◆ Directions for this task: Pull each line containing "name" out of the data and copy it.

◆ Given records:
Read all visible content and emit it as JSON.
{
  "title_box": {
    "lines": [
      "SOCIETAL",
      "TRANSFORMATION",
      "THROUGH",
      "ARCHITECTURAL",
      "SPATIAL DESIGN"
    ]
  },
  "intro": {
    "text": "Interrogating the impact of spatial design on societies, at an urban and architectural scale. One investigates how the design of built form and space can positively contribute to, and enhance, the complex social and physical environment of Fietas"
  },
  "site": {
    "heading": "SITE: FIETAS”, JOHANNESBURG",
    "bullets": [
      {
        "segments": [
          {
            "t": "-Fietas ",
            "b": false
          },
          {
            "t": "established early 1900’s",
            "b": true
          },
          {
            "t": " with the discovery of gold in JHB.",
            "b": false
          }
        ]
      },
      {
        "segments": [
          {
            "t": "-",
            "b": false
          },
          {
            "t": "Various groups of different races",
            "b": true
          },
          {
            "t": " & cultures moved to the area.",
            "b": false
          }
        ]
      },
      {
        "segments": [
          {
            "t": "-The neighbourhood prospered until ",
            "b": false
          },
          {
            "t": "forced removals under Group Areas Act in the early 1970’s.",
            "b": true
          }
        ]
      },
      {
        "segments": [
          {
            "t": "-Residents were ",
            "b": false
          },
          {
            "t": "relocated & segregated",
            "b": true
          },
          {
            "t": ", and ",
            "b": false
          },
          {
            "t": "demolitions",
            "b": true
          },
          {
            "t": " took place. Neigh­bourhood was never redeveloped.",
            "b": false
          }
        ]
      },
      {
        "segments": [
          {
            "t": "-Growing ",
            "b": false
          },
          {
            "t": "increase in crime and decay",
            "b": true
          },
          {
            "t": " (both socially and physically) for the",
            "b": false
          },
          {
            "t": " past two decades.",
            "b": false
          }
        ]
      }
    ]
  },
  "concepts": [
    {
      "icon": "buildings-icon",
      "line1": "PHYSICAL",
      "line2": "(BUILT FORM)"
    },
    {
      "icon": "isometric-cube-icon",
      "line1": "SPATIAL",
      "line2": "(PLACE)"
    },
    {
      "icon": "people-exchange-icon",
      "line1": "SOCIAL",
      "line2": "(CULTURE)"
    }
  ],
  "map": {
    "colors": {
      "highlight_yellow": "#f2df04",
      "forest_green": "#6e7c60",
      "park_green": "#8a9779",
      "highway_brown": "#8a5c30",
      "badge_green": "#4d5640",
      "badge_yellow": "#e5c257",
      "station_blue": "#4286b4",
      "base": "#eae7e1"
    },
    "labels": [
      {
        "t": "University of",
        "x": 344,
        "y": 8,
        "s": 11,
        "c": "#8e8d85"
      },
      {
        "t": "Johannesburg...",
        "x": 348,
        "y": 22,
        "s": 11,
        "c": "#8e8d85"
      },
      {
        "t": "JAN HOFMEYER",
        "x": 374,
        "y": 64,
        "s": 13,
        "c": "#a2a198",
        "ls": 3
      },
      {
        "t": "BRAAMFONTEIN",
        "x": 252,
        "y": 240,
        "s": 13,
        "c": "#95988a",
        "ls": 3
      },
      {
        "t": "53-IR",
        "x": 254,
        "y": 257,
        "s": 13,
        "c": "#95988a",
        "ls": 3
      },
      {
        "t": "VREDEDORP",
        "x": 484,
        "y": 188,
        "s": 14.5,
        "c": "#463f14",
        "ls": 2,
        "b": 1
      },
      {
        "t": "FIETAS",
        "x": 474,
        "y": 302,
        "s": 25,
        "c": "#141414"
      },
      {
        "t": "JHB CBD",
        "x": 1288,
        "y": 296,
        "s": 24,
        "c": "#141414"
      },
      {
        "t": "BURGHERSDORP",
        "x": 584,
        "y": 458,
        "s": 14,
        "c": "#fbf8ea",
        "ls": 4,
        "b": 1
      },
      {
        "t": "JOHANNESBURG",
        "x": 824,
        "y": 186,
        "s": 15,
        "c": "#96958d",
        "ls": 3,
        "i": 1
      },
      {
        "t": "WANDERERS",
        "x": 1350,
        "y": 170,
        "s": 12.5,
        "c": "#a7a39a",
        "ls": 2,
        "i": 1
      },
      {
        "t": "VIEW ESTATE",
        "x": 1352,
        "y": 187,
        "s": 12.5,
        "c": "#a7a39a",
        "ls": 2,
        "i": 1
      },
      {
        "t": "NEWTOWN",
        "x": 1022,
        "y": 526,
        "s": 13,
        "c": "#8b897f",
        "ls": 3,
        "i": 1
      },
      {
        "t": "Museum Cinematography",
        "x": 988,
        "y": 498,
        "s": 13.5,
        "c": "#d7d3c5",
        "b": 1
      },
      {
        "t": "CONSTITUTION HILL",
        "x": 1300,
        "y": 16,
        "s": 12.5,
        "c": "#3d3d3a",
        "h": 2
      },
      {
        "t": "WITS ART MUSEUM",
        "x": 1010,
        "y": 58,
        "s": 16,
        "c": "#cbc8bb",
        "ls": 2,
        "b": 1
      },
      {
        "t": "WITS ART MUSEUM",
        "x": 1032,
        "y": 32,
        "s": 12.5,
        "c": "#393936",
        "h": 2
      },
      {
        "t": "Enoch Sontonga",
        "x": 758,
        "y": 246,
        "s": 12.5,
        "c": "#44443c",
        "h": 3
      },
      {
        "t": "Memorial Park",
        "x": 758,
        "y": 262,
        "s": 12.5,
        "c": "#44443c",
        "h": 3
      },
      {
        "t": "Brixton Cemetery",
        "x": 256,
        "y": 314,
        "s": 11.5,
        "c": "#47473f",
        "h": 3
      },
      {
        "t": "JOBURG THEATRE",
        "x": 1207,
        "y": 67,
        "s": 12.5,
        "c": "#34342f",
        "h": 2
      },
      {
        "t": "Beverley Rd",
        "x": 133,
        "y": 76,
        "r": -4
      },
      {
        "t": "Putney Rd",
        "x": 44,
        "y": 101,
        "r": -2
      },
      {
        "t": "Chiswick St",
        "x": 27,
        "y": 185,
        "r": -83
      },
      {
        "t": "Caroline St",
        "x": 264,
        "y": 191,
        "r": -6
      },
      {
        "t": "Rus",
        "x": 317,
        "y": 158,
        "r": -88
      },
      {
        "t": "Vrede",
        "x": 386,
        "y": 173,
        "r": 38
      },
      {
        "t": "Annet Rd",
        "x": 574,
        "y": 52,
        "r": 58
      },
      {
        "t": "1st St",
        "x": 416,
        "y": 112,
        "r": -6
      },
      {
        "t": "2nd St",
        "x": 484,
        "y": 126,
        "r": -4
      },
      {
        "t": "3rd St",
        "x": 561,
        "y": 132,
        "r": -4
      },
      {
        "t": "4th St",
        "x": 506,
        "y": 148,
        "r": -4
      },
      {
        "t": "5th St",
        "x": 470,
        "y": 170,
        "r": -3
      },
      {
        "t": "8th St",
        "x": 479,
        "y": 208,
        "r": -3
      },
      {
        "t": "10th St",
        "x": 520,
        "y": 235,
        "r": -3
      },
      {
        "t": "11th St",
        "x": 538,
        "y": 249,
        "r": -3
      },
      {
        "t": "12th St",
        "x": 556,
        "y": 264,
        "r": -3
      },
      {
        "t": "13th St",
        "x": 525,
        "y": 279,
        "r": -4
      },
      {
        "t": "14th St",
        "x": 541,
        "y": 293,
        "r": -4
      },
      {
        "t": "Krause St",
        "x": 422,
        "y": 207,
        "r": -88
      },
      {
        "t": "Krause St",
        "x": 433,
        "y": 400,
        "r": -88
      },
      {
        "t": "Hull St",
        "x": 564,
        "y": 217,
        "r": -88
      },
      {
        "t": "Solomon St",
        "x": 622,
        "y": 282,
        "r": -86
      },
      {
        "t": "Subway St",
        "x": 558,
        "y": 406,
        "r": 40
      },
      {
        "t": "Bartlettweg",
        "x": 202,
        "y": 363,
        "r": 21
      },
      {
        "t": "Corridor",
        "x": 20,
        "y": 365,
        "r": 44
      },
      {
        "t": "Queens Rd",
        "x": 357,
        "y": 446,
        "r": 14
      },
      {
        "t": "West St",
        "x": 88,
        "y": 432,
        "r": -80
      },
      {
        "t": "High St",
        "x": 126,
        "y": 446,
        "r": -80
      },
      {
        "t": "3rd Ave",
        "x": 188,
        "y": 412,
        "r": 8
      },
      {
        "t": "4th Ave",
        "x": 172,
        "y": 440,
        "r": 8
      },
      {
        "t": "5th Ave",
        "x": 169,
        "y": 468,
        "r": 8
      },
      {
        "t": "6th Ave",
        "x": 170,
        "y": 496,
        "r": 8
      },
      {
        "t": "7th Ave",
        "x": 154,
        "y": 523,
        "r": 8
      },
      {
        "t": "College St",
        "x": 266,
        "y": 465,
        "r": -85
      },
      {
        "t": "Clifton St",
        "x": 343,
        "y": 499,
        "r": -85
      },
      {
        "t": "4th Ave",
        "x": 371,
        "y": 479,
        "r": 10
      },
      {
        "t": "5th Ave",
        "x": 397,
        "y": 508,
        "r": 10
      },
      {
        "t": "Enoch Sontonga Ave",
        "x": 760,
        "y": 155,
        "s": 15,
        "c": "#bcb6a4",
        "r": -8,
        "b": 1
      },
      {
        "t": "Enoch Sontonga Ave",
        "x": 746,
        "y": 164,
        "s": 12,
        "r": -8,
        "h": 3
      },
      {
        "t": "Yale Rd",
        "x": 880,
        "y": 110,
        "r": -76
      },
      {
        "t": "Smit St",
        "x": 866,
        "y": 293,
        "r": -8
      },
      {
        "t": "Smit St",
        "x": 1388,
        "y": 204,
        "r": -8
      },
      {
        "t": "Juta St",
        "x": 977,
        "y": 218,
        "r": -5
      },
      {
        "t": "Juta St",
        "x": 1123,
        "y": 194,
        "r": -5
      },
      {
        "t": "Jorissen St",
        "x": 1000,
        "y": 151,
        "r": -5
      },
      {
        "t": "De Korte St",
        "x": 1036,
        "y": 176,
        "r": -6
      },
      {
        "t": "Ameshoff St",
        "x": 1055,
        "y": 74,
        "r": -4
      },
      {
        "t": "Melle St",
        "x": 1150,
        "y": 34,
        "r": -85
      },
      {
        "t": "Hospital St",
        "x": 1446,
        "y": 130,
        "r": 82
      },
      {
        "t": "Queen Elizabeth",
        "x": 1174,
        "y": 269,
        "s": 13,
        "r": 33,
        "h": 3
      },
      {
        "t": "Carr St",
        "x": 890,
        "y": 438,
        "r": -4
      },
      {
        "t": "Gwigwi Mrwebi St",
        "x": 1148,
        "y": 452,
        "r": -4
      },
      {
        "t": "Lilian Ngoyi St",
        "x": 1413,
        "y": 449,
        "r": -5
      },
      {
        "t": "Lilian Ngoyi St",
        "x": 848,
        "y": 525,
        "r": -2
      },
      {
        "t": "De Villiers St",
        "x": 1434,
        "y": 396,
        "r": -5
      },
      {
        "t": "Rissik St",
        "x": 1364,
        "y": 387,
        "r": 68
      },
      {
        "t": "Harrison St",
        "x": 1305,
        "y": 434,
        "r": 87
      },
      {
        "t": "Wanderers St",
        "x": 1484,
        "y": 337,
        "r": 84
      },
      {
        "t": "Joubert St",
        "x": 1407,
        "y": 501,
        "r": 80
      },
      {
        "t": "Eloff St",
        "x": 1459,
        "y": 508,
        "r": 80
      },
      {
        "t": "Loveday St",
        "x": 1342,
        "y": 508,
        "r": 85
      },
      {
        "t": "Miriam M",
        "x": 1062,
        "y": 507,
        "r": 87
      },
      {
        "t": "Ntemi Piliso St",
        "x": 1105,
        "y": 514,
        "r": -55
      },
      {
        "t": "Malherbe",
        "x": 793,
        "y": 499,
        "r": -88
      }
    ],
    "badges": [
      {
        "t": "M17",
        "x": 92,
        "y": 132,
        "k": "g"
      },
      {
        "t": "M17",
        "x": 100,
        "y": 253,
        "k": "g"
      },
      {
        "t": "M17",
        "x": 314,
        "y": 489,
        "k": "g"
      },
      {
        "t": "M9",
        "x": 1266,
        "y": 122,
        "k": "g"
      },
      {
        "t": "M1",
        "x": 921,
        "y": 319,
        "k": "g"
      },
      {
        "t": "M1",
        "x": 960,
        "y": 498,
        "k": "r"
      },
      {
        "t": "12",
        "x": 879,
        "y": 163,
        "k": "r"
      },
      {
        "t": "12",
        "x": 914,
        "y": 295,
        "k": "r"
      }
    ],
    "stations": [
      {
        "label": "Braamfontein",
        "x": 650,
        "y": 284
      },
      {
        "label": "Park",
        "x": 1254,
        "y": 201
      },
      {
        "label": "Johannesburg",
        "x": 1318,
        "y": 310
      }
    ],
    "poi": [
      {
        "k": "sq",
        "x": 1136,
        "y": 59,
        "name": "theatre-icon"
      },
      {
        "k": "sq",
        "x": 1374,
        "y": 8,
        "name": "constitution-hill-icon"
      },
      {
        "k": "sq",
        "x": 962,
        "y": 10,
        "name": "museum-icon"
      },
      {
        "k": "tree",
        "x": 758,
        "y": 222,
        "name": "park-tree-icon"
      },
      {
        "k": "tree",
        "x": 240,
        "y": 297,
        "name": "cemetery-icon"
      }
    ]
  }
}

◆ Correct answer:
        "name": "theatre-icon"
        "name": "constitution-hill-icon"
        "name": "museum-icon"
        "name": "park-tree-icon"
        "name": "cemetery-icon"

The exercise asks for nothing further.